**WHAT IS NEEDED:** Pick out each line in these entries that contains the string "color".

**RECORDS FOR THIS TASK:**
** begin **

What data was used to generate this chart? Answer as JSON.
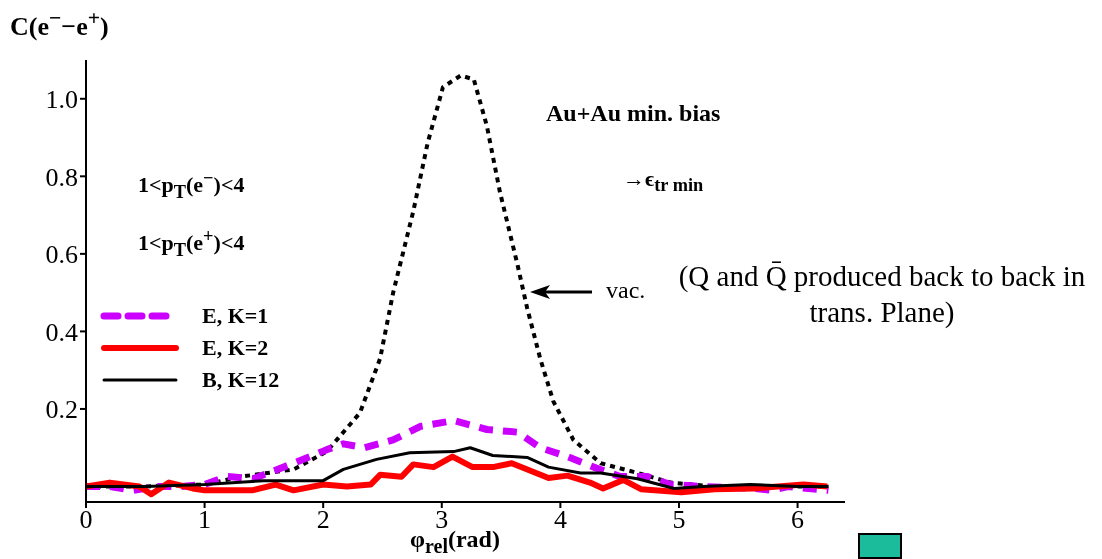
{
  "chart_data": {
    "type": "line",
    "ylabel": "C(e$^{−}$−e$^{+}$)",
    "xlabel": "φ$_{rel}$(rad)",
    "xlim": [
      0,
      6.4
    ],
    "xticks": [
      0,
      1,
      2,
      3,
      4,
      5,
      6
    ],
    "ylim": [
      -0.04,
      1.1
    ],
    "yticks": [
      0.2,
      0.4,
      0.6,
      {
        "value": 0.8,
        "label": "0.8"
      },
      {
        "value": 1,
        "label": "1.0"
      }
    ],
    "grid": false,
    "legend": "left",
    "marker": "none",
    "series": [
      {
        "color": "#000000",
        "line_style": "dotted",
        "x": [
          0,
          0.5,
          1,
          1.32,
          1.75,
          2.03,
          2.31,
          2.48,
          2.59,
          2.76,
          2.88,
          3.01,
          3.16,
          3.27,
          3.38,
          3.49,
          3.64,
          3.72,
          3.83,
          3.94,
          4.11,
          4.34,
          4.65,
          4.93,
          5.3,
          5.8,
          6.26
        ],
        "values": [
          0,
          0,
          0.005,
          0.026,
          0.044,
          0.09,
          0.19,
          0.33,
          0.5,
          0.71,
          0.885,
          1.03,
          1.06,
          1.05,
          0.93,
          0.76,
          0.57,
          0.46,
          0.33,
          0.22,
          0.12,
          0.06,
          0.035,
          0.01,
          0,
          0,
          0
        ]
      },
      {
        "name": "E, K=1",
        "color": "#cc00ff",
        "line_style": "dashed",
        "x": [
          0,
          0.2,
          0.4,
          0.6,
          0.8,
          1,
          1.19,
          1.41,
          1.75,
          2.03,
          2.17,
          2.35,
          2.59,
          2.82,
          3.1,
          3.38,
          3.64,
          3.83,
          4.06,
          4.28,
          4.5,
          4.73,
          4.93,
          5.2,
          5.63,
          5.78,
          5.92,
          6.26
        ],
        "values": [
          0,
          0,
          -0.01,
          0,
          0,
          0.005,
          0.026,
          0.02,
          0.06,
          0.095,
          0.11,
          0.1,
          0.12,
          0.155,
          0.17,
          0.147,
          0.14,
          0.1,
          0.077,
          0.05,
          0.026,
          0.026,
          0.005,
          0,
          -0.005,
          -0.01,
          0,
          -0.01
        ]
      },
      {
        "name": "E, K=2",
        "color": "#ff0000",
        "line_style": "solid",
        "x": [
          0,
          0.2,
          0.45,
          0.55,
          0.7,
          0.9,
          1.0,
          1.4,
          1.6,
          1.75,
          2.0,
          2.2,
          2.4,
          2.48,
          2.66,
          2.76,
          2.93,
          3.09,
          3.26,
          3.43,
          3.59,
          3.9,
          4.06,
          4.25,
          4.36,
          4.53,
          4.68,
          5.02,
          5.3,
          5.63,
          6.05,
          6.25
        ],
        "values": [
          0,
          0.01,
          0,
          -0.02,
          0.01,
          -0.005,
          -0.01,
          -0.01,
          0.005,
          -0.01,
          0.005,
          0,
          0.005,
          0.03,
          0.025,
          0.057,
          0.05,
          0.077,
          0.05,
          0.05,
          0.06,
          0.022,
          0.028,
          0.01,
          -0.005,
          0.017,
          -0.007,
          -0.015,
          -0.007,
          -0.005,
          0.005,
          0
        ]
      },
      {
        "name": "B, K=12",
        "color": "#000000",
        "line_style": "solid",
        "x": [
          0,
          0.5,
          1,
          1.5,
          2.0,
          2.17,
          2.45,
          2.73,
          3.1,
          3.24,
          3.43,
          3.72,
          3.9,
          4.17,
          4.34,
          4.65,
          4.96,
          5.2,
          5.6,
          6.0,
          6.26
        ],
        "values": [
          0,
          0,
          0.005,
          0.015,
          0.015,
          0.044,
          0.07,
          0.087,
          0.09,
          0.1,
          0.08,
          0.075,
          0.05,
          0.035,
          0.035,
          0.02,
          -0.005,
          0,
          0.005,
          0,
          0
        ]
      }
    ],
    "annotations": [
      "1<p$_{T}$(e$^{−}$)<4",
      "1<p$_{T}$(e$^{+}$)<4",
      "Au+Au min. bias",
      "→ϵ$_{tr min}$",
      "vac.",
      "(Q and Q̄ produced back to back in trans. Plane)"
    ]
  }
}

** end **

**SOLUTION TO THIS PROBLEM:**
        "color": "#000000",
        "color": "#cc00ff",
        "color": "#ff0000",
        "color": "#000000",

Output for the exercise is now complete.